* _Work instructions_
Would you transcribe all of the data exactly, down to the last character?
## BEGIN Data provided
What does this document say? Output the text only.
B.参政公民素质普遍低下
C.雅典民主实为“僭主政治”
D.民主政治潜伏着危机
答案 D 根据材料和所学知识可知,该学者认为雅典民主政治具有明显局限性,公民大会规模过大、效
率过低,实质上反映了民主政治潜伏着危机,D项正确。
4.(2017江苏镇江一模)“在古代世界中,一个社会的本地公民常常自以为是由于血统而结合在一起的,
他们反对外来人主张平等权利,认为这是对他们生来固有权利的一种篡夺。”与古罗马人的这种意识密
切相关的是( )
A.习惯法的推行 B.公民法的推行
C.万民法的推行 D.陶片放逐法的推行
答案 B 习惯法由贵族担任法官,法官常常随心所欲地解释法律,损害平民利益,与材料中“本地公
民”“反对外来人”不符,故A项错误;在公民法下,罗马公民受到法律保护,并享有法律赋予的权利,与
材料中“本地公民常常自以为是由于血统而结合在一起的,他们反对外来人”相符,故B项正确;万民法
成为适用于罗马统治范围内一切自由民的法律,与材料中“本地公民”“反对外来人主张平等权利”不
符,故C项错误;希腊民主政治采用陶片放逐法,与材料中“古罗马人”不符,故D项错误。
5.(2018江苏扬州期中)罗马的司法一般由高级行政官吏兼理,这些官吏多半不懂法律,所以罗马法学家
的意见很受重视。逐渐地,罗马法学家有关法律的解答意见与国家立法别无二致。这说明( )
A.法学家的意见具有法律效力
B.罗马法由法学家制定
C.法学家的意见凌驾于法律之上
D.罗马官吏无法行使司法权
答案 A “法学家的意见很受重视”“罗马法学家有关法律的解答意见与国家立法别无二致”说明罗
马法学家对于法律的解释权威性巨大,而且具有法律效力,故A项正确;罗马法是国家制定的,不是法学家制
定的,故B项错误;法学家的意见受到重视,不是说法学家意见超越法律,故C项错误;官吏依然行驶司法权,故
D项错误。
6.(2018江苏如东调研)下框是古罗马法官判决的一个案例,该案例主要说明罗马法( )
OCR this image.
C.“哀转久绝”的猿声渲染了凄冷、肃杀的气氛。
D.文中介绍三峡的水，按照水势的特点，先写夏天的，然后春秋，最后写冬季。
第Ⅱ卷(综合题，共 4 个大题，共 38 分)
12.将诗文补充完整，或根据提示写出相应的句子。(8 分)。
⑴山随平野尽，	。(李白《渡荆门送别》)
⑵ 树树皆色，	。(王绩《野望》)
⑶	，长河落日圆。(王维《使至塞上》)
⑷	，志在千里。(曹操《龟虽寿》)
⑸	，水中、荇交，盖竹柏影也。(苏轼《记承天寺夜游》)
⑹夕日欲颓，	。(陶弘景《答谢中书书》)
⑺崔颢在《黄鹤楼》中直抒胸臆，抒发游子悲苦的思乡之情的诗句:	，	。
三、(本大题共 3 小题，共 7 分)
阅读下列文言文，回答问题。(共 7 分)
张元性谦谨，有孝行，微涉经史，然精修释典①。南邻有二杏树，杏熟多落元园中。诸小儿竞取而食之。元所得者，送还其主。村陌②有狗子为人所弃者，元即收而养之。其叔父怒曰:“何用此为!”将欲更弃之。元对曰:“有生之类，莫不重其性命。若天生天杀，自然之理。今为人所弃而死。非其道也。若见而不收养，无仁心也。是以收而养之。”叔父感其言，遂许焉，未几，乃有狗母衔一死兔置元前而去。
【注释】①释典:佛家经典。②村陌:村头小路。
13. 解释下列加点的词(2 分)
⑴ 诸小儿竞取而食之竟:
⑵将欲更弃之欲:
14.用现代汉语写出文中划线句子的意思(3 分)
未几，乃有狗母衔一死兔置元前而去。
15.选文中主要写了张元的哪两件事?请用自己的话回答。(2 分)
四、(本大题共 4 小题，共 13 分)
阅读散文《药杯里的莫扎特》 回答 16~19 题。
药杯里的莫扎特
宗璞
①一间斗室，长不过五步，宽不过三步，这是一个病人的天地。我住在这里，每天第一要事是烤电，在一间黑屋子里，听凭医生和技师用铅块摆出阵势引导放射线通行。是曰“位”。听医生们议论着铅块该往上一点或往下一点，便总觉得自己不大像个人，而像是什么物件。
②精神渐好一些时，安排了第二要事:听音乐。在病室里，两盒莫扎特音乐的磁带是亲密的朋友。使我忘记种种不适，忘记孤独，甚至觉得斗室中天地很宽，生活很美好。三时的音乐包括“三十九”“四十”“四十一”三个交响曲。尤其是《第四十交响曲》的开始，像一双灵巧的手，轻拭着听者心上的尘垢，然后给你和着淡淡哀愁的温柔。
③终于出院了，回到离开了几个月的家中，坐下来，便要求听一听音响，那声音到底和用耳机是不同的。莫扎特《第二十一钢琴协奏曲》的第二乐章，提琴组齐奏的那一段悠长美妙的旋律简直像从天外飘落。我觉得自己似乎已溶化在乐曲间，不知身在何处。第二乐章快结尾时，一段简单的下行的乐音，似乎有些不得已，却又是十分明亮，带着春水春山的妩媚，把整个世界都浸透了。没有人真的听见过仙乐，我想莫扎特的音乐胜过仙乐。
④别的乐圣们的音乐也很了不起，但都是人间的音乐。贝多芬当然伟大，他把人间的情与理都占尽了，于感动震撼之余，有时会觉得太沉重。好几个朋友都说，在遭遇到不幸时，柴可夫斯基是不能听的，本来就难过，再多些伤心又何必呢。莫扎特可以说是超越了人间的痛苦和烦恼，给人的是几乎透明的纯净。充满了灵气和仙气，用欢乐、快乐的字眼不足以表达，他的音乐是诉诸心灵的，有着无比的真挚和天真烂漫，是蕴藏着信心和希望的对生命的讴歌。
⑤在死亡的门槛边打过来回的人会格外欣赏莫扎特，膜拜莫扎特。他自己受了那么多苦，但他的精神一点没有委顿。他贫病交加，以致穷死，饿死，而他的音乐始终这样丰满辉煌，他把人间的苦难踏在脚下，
## END Data provided
* _Final result_
What does this document say? Output the text only.
B.参政公民素质普遍低下
C.雅典民主实为“僭主政治”
D.民主政治潜伏着危机
答案 D 根据材料和所学知识可知,该学者认为雅典民主政治具有明显局限性,公民大会规模过大、效
率过低,实质上反映了民主政治潜伏着危机,D项正确。
4.(2017江苏镇江一模)“在古代世界中,一个社会的本地公民常常自以为是由于血统而结合在一起的,
他们反对外来人主张平等权利,认为这是对他们生来固有权利的一种篡夺。”与古罗马人的这种意识密
切相关的是( )
A.习惯法的推行 B.公民法的推行
C.万民法的推行 D.陶片放逐法的推行
答案 B 习惯法由贵族担任法官,法官常常随心所欲地解释法律,损害平民利益,与材料中“本地公
民”“反对外来人”不符,故A项错误;在公民法下,罗马公民受到法律保护,并享有法律赋予的权利,与
材料中“本地公民常常自以为是由于血统而结合在一起的,他们反对外来人”相符,故B项正确;万民法
成为适用于罗马统治范围内一切自由民的法律,与材料中“本地公民”“反对外来人主张平等权利”不
符,故C项错误;希腊民主政治采用陶片放逐法,与材料中“古罗马人”不符,故D项错误。
5.(2018江苏扬州期中)罗马的司法一般由高级行政官吏兼理,这些官吏多半不懂法律,所以罗马法学家
的意见很受重视。逐渐地,罗马法学家有关法律的解答意见与国家立法别无二致。这说明( )
A.法学家的意见具有法律效力
B.罗马法由法学家制定
C.法学家的意见凌驾于法律之上
D.罗马官吏无法行使司法权
答案 A “法学家的意见很受重视”“罗马法学家有关法律的解答意见与国家立法别无二致”说明罗
马法学家对于法律的解释权威性巨大,而且具有法律效力,故A项正确;罗马法是国家制定的,不是法学家制
定的,故B项错误;法学家的意见受到重视,不是说法学家意见超越法律,故C项错误;官吏依然行驶司法权,故
D项错误。
6.(2018江苏如东调研)下框是古罗马法官判决的一个案例,该案例主要说明罗马法( )
OCR this image.
C.“哀转久绝”的猿声渲染了凄冷、肃杀的气氛。
D.文中介绍三峡的水，按照水势的特点，先写夏天的，然后春秋，最后写冬季。
第Ⅱ卷(综合题，共 4 个大题，共 38 分)
12.将诗文补充完整，或根据提示写出相应的句子。(8 分)。
⑴山随平野尽，	。(李白《渡荆门送别》)
⑵ 树树皆色，	。(王绩《野望》)
⑶	，长河落日圆。(王维《使至塞上》)
⑷	，志在千里。(曹操《龟虽寿》)
⑸	，水中、荇交，盖竹柏影也。(苏轼《记承天寺夜游》)
⑹夕日欲颓，	。(陶弘景《答谢中书书》)
⑺崔颢在《黄鹤楼》中直抒胸臆，抒发游子悲苦的思乡之情的诗句:	，	。
三、(本大题共 3 小题，共 7 分)
阅读下列文言文，回答问题。(共 7 分)
张元性谦谨，有孝行，微涉经史，然精修释典①。南邻有二杏树，杏熟多落元园中。诸小儿竞取而食之。元所得者，送还其主。村陌②有狗子为人所弃者，元即收而养之。其叔父怒曰:“何用此为!”将欲更弃之。元对曰:“有生之类，莫不重其性命。若天生天杀，自然之理。今为人所弃而死。非其道也。若见而不收养，无仁心也。是以收而养之。”叔父感其言，遂许焉，未几，乃有狗母衔一死兔置元前而去。
【注释】①释典:佛家经典。②村陌:村头小路。
13. 解释下列加点的词(2 分)
⑴ 诸小儿竞取而食之竟:
⑵将欲更弃之欲:
14.用现代汉语写出文中划线句子的意思(3 分)
未几，乃有狗母衔一死兔置元前而去。
15.选文中主要写了张元的哪两件事?请用自己的话回答。(2 分)
四、(本大题共 4 小题，共 13 分)
阅读散文《药杯里的莫扎特》 回答 16~19 题。
药杯里的莫扎特
宗璞
①一间斗室，长不过五步，宽不过三步，这是一个病人的天地。我住在这里，每天第一要事是烤电，在一间黑屋子里，听凭医生和技师用铅块摆出阵势引导放射线通行。是曰“位”。听医生们议论着铅块该往上一点或往下一点，便总觉得自己不大像个人，而像是什么物件。
②精神渐好一些时，安排了第二要事:听音乐。在病室里，两盒莫扎特音乐的磁带是亲密的朋友。使我忘记种种不适，忘记孤独，甚至觉得斗室中天地很宽，生活很美好。三时的音乐包括“三十九”“四十”“四十一”三个交响曲。尤其是《第四十交响曲》的开始，像一双灵巧的手，轻拭着听者心上的尘垢，然后给你和着淡淡哀愁的温柔。
③终于出院了，回到离开了几个月的家中，坐下来，便要求听一听音响，那声音到底和用耳机是不同的。莫扎特《第二十一钢琴协奏曲》的第二乐章，提琴组齐奏的那一段悠长美妙的旋律简直像从天外飘落。我觉得自己似乎已溶化在乐曲间，不知身在何处。第二乐章快结尾时，一段简单的下行的乐音，似乎有些不得已，却又是十分明亮，带着春水春山的妩媚，把整个世界都浸透了。没有人真的听见过仙乐，我想莫扎特的音乐胜过仙乐。
④别的乐圣们的音乐也很了不起，但都是人间的音乐。贝多芬当然伟大，他把人间的情与理都占尽了，于感动震撼之余，有时会觉得太沉重。好几个朋友都说，在遭遇到不幸时，柴可夫斯基是不能听的，本来就难过，再多些伤心又何必呢。莫扎特可以说是超越了人间的痛苦和烦恼，给人的是几乎透明的纯净。充满了灵气和仙气，用欢乐、快乐的字眼不足以表达，他的音乐是诉诸心灵的，有着无比的真挚和天真烂漫，是蕴藏着信心和希望的对生命的讴歌。
⑤在死亡的门槛边打过来回的人会格外欣赏莫扎特，膜拜莫扎特。他自己受了那么多苦，但他的精神一点没有委顿。他贫病交加，以致穷死，饿死，而他的音乐始终这样丰满辉煌，他把人间的苦难踏在脚下，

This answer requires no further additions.